Arahan Tugas: Kutip ulang seluruh teks tentang model kepemimpinan berbasis otonomi daerah tanpa mengubah satu kata pun.

Teks yang Diberikan:
MODEL
KEPEMIMPINAN INTEGRATIF DAN VISIONER
BERBASIS OTONOMI DAERAH
Sugeng
Rusmiwari
A. Latar
Belakang:
Dalam kepemimpinan terdapat dua
model pendekatan yang berbeda yaitu: pendekatan klasik dan pendekatan modern.
Pendekatan klasik terfokus pada personalitas (ketokohan) seorang
pemimpin. Dan pendekatan modern pada kepemimpinan ideal.
Pendekatan klasik bahwa
pemimpin adalah mereka yang memiliki kapasitas personal yang “lebih dari rata-rata”,
yang mampu mempengaruhi dan mengatur bawahan yang cenderung pasif dan lebih
“tidak tahu” dari si pemimpin.
Pada pendekatan modern lebih
focus pada interaksi antara pemimpin dan
yang dipimpin.
Krisis kepemimpinan dalam era
otonomi daerah terjadi lebih akibat hilangnya figur pemimpin yang berwibawa dan
dihormati oleh rakyat sendiri, hilangnya figur pemimpin yang berwibawa ditandai
juga oleh kalangan elit politik yang lebih mengutamakan kepentingan pribadi dan
kelompok serta mengenyampingkan nilai-nilai nasionalisme dan patriotisme.

Bagian Data:
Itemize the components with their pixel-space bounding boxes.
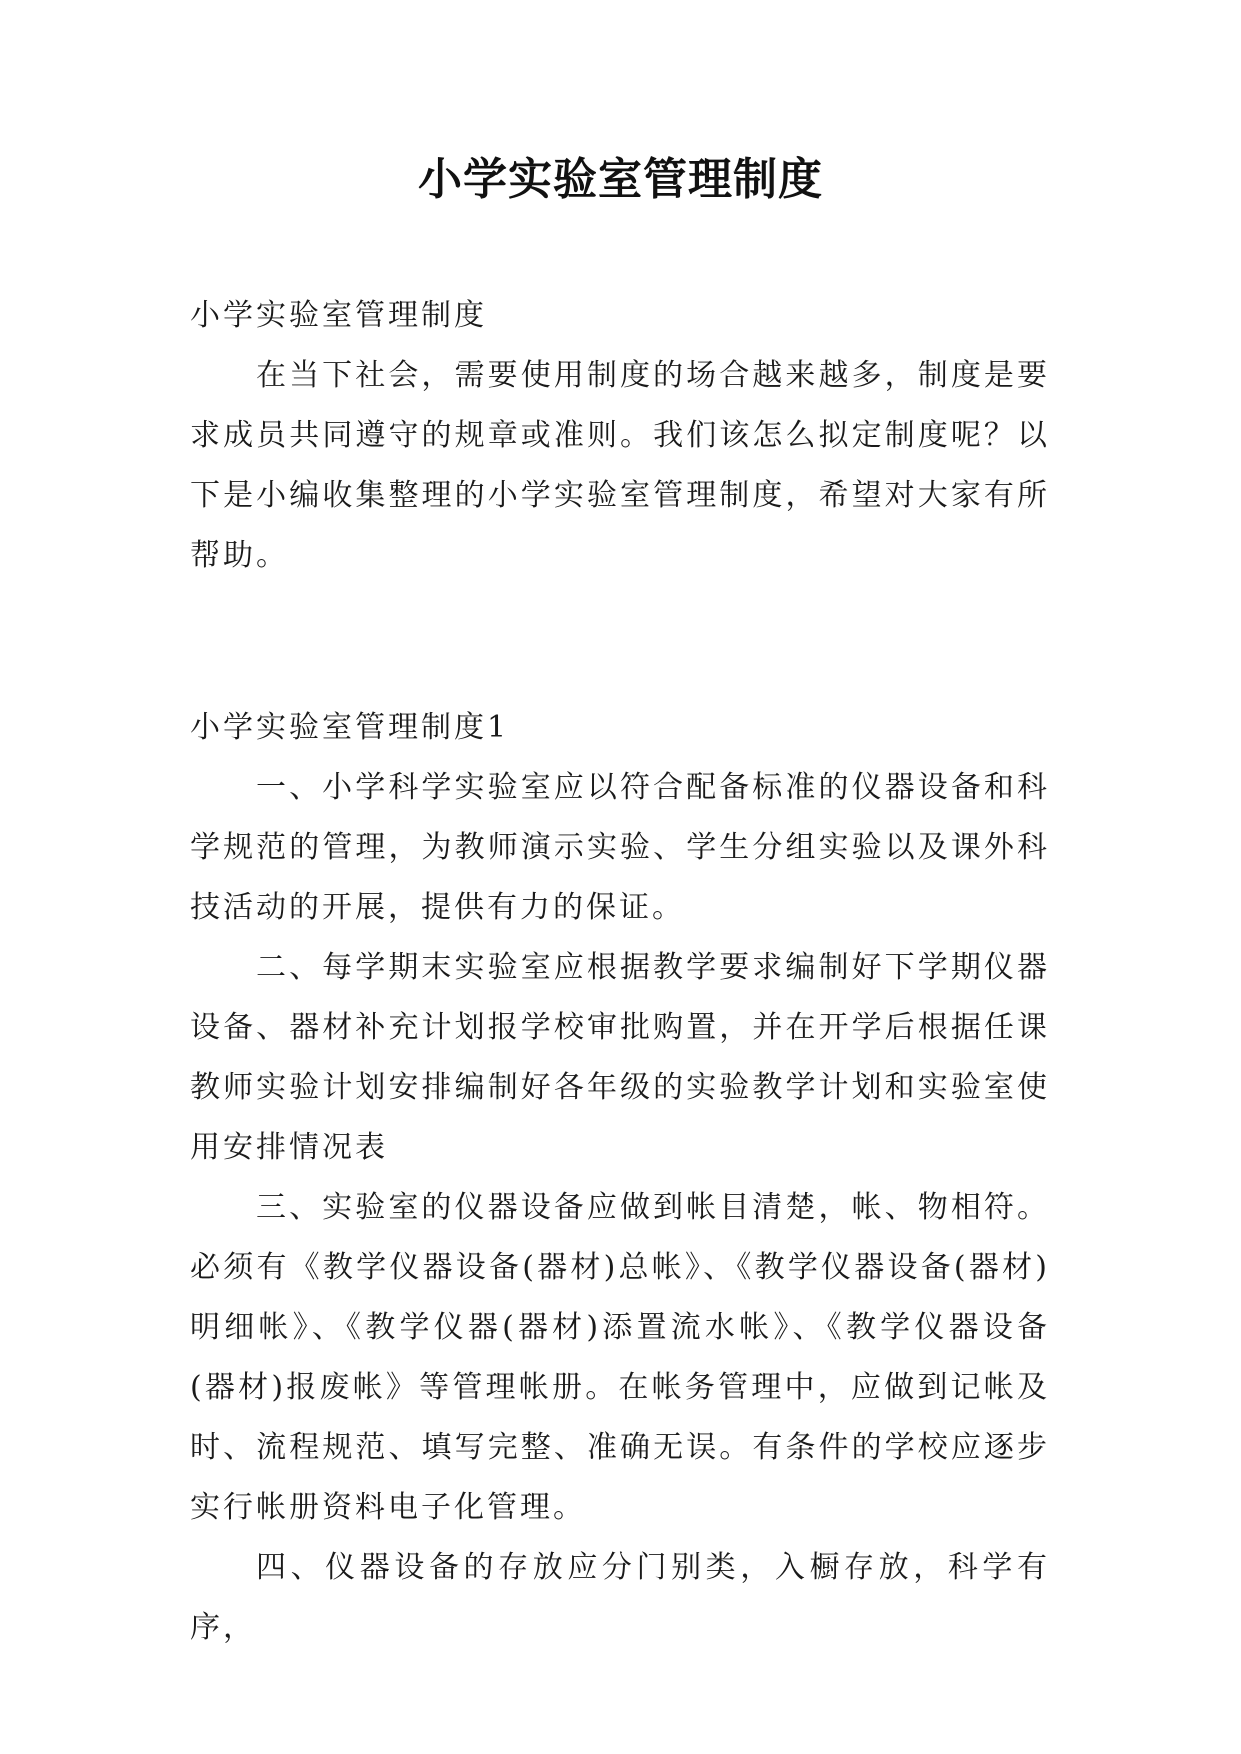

Jawaban:
MODEL
KEPEMIMPINAN INTEGRATIF DAN VISIONER
BERBASIS OTONOMI DAERAH
Sugeng
Rusmiwari
A. Latar
Belakang:
Dalam kepemimpinan terdapat dua
model pendekatan yang berbeda yaitu: pendekatan klasik dan pendekatan modern.
Pendekatan klasik terfokus pada personalitas (ketokohan) seorang
pemimpin. Dan pendekatan modern pada kepemimpinan ideal.
Pendekatan klasik bahwa
pemimpin adalah mereka yang memiliki kapasitas personal yang “lebih dari rata-rata”,
yang mampu mempengaruhi dan mengatur bawahan yang cenderung pasif dan lebih
“tidak tahu” dari si pemimpin.
Pada pendekatan modern lebih
focus pada interaksi antara pemimpin dan
yang dipimpin.
Krisis kepemimpinan dalam era
otonomi daerah terjadi lebih akibat hilangnya figur pemimpin yang berwibawa dan
dihormati oleh rakyat sendiri, hilangnya figur pemimpin yang berwibawa ditandai
juga oleh kalangan elit politik yang lebih mengutamakan kepentingan pribadi dan
kelompok serta mengenyampingkan nilai-nilai nasionalisme dan patriotisme.